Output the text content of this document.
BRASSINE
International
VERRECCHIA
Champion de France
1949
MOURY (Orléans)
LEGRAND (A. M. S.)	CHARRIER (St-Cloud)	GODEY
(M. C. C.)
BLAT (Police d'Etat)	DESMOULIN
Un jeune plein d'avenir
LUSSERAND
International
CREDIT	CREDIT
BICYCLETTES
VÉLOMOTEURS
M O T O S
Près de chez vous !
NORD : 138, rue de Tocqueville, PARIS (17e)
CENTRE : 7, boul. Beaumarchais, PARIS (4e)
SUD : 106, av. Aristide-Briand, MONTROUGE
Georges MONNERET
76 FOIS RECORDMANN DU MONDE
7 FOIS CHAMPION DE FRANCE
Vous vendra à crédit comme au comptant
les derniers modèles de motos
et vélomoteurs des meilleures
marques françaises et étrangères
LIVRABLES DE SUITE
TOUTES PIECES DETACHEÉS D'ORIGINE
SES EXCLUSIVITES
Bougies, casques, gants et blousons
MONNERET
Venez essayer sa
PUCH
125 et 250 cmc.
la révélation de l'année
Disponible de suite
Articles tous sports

--

* **PROBLEM**:
Search the data above for the string "FOIS" and copy each line that has it.

* **SOLUTION FOR THIS PROBLEM**:
76 FOIS RECORDMANN DU MONDE
7 FOIS CHAMPION DE FRANCE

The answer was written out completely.